What the task requires: Find the lines in these entries that include the word "name" and state how many there are, with no other words.

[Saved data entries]
☆ ☆ ☆

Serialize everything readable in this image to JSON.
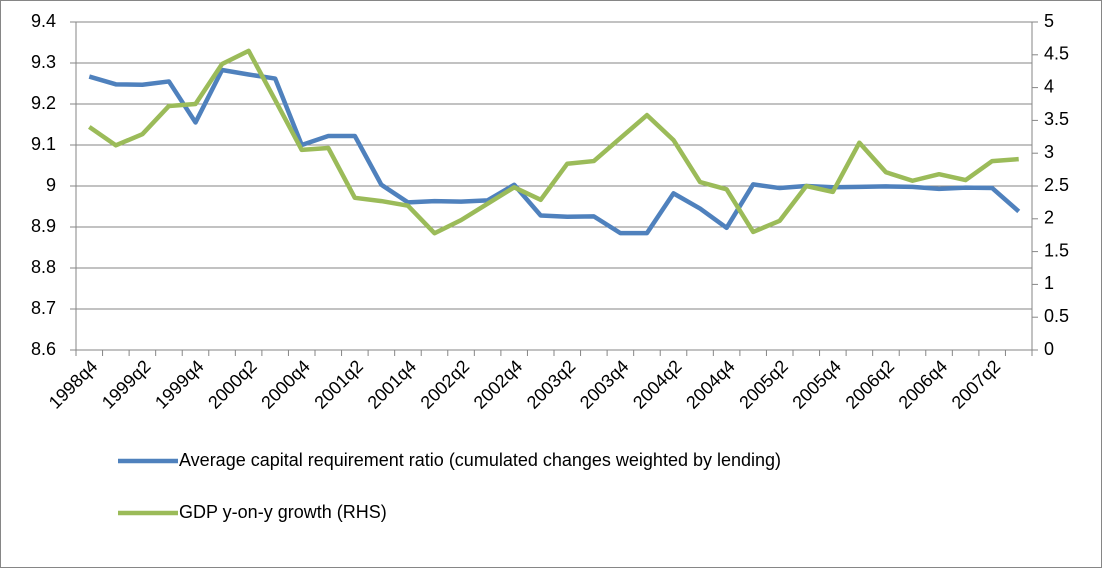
{
  "chart_data": {
    "type": "line",
    "categories": [
      "1998q4",
      null,
      "1999q2",
      null,
      "1999q4",
      null,
      "2000q2",
      null,
      "2000q4",
      null,
      "2001q2",
      null,
      "2001q4",
      null,
      "2002q2",
      null,
      "2002q4",
      null,
      "2003q2",
      null,
      "2003q4",
      null,
      "2004q2",
      null,
      "2004q4",
      null,
      "2005q2",
      null,
      "2005q4",
      null,
      "2006q2",
      null,
      "2006q4",
      null,
      "2007q2",
      null
    ],
    "series": [
      {
        "name": "Average capital requirement ratio (cumulated changes weighted by lending)",
        "color": "#4f81bd",
        "values": [
          9.267,
          9.248,
          9.247,
          9.255,
          9.155,
          9.283,
          9.272,
          9.262,
          9.1,
          9.122,
          9.122,
          9.003,
          8.96,
          8.963,
          8.962,
          8.965,
          9.003,
          8.928,
          8.925,
          8.926,
          8.885,
          8.885,
          8.982,
          8.945,
          8.898,
          9.004,
          8.995,
          9.0,
          8.997,
          8.998,
          8.999,
          8.998,
          8.993,
          8.996,
          8.995,
          8.938
        ]
      },
      {
        "name": "GDP y-on-y growth (RHS)",
        "color": "#9bbb59",
        "axis": "y2",
        "values": [
          3.4,
          3.12,
          3.29,
          3.72,
          3.75,
          4.36,
          4.56,
          3.81,
          3.05,
          3.08,
          2.32,
          2.27,
          2.2,
          1.78,
          1.98,
          2.23,
          2.48,
          2.29,
          2.84,
          2.88,
          3.23,
          3.58,
          3.2,
          2.56,
          2.45,
          1.8,
          1.97,
          2.5,
          2.41,
          3.16,
          2.71,
          2.58,
          2.68,
          2.59,
          2.88,
          2.91
        ]
      }
    ],
    "ylim": [
      8.6,
      9.4
    ],
    "yticks": [
      8.6,
      8.7,
      8.8,
      8.9,
      9,
      9.1,
      9.2,
      9.3,
      9.4
    ],
    "y2lim": [
      0,
      5
    ],
    "y2ticks": [
      0,
      0.5,
      1,
      1.5,
      2,
      2.5,
      3,
      3.5,
      4,
      4.5,
      5
    ],
    "grid": true,
    "legend": "bottom"
  }
}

☆ ☆ ☆

Expected output: 2